INSTRUCTIONS FOR THE TASK: Give the entries again, word for word.

RECORDS FOR PROCESSING:

──────────

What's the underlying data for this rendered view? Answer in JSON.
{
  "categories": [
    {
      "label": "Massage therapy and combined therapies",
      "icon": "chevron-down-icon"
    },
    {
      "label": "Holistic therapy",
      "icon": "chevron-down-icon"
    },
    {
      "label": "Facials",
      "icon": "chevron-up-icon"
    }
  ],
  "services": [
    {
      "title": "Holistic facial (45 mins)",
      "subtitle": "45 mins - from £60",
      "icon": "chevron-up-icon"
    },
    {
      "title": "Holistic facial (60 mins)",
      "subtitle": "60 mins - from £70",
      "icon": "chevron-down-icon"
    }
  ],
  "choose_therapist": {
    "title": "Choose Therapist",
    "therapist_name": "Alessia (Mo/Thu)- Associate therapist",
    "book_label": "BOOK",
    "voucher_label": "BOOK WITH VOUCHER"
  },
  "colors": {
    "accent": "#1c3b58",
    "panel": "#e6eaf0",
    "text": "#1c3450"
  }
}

──────────

RESPONSE:
What's the underlying data for this rendered view? Answer in JSON.
{
  "categories": [
    {
      "label": "Massage therapy and combined therapies",
      "icon": "chevron-down-icon"
    },
    {
      "label": "Holistic therapy",
      "icon": "chevron-down-icon"
    },
    {
      "label": "Facials",
      "icon": "chevron-up-icon"
    }
  ],
  "services": [
    {
      "title": "Holistic facial (45 mins)",
      "subtitle": "45 mins - from £60",
      "icon": "chevron-up-icon"
    },
    {
      "title": "Holistic facial (60 mins)",
      "subtitle": "60 mins - from £70",
      "icon": "chevron-down-icon"
    }
  ],
  "choose_therapist": {
    "title": "Choose Therapist",
    "therapist_name": "Alessia (Mo/Thu)- Associate therapist",
    "book_label": "BOOK",
    "voucher_label": "BOOK WITH VOUCHER"
  },
  "colors": {
    "accent": "#1c3b58",
    "panel": "#e6eaf0",
    "text": "#1c3450"
  }
}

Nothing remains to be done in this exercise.